>> begin

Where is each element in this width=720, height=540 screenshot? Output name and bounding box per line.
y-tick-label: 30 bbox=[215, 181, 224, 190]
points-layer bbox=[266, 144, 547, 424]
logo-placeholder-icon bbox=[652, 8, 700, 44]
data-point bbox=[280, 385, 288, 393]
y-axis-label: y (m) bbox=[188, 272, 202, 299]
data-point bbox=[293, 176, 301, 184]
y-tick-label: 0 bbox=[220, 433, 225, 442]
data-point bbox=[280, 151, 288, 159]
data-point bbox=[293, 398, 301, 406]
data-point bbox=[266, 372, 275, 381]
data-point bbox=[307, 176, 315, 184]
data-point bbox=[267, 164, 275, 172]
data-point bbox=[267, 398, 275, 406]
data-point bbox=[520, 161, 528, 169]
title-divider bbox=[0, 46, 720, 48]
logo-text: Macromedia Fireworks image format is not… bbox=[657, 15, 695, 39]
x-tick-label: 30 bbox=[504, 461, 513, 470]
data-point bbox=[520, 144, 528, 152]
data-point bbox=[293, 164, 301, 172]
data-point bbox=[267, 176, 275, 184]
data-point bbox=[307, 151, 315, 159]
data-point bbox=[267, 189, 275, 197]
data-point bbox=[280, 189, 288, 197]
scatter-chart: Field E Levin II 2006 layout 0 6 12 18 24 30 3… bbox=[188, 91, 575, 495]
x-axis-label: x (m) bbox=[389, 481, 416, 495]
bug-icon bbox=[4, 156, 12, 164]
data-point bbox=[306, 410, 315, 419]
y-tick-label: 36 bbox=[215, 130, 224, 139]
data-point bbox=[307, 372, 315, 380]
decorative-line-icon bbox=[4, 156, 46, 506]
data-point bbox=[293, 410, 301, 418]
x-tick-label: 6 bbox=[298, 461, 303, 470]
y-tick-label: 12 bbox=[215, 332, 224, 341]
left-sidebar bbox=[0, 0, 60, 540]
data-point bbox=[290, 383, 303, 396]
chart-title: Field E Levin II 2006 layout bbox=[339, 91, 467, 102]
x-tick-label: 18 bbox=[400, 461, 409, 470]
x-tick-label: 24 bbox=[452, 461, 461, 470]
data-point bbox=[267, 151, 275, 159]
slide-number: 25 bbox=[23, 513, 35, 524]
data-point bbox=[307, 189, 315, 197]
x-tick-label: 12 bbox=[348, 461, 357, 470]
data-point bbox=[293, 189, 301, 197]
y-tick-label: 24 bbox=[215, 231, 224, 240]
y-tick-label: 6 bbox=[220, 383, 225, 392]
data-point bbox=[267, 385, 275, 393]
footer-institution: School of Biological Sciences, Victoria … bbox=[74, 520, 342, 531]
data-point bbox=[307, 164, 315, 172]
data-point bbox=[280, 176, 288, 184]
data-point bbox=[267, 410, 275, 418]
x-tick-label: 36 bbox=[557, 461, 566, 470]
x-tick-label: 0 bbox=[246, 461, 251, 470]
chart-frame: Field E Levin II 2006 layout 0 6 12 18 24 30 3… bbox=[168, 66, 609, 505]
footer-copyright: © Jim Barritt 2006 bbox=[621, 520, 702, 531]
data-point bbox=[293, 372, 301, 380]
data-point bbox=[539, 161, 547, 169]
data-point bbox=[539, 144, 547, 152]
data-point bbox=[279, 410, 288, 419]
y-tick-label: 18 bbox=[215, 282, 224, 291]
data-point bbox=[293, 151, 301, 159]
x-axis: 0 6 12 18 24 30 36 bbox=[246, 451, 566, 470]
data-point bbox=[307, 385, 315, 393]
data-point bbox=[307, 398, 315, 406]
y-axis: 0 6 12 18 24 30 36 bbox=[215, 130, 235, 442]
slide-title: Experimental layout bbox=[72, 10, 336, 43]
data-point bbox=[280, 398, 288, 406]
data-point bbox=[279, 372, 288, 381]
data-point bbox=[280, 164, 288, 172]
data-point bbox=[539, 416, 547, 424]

>> end

:: What you are asked to do ::
Would you copy the material word for word, starting at its first line and ending at the line that contains "data-point bbox=[280, 189, 288, 197]", including both of those lines?

:: The response ::
Where is each element in this width=720, height=540 screenshot? Output name and bounding box per line.
y-tick-label: 30 bbox=[215, 181, 224, 190]
points-layer bbox=[266, 144, 547, 424]
logo-placeholder-icon bbox=[652, 8, 700, 44]
data-point bbox=[280, 385, 288, 393]
y-axis-label: y (m) bbox=[188, 272, 202, 299]
data-point bbox=[293, 176, 301, 184]
y-tick-label: 0 bbox=[220, 433, 225, 442]
data-point bbox=[280, 151, 288, 159]
data-point bbox=[293, 398, 301, 406]
data-point bbox=[266, 372, 275, 381]
data-point bbox=[307, 176, 315, 184]
data-point bbox=[267, 164, 275, 172]
data-point bbox=[267, 398, 275, 406]
data-point bbox=[520, 161, 528, 169]
title-divider bbox=[0, 46, 720, 48]
logo-text: Macromedia Fireworks image format is not… bbox=[657, 15, 695, 39]
x-tick-label: 30 bbox=[504, 461, 513, 470]
data-point bbox=[520, 144, 528, 152]
data-point bbox=[293, 164, 301, 172]
data-point bbox=[267, 176, 275, 184]
data-point bbox=[307, 151, 315, 159]
data-point bbox=[267, 189, 275, 197]
data-point bbox=[280, 189, 288, 197]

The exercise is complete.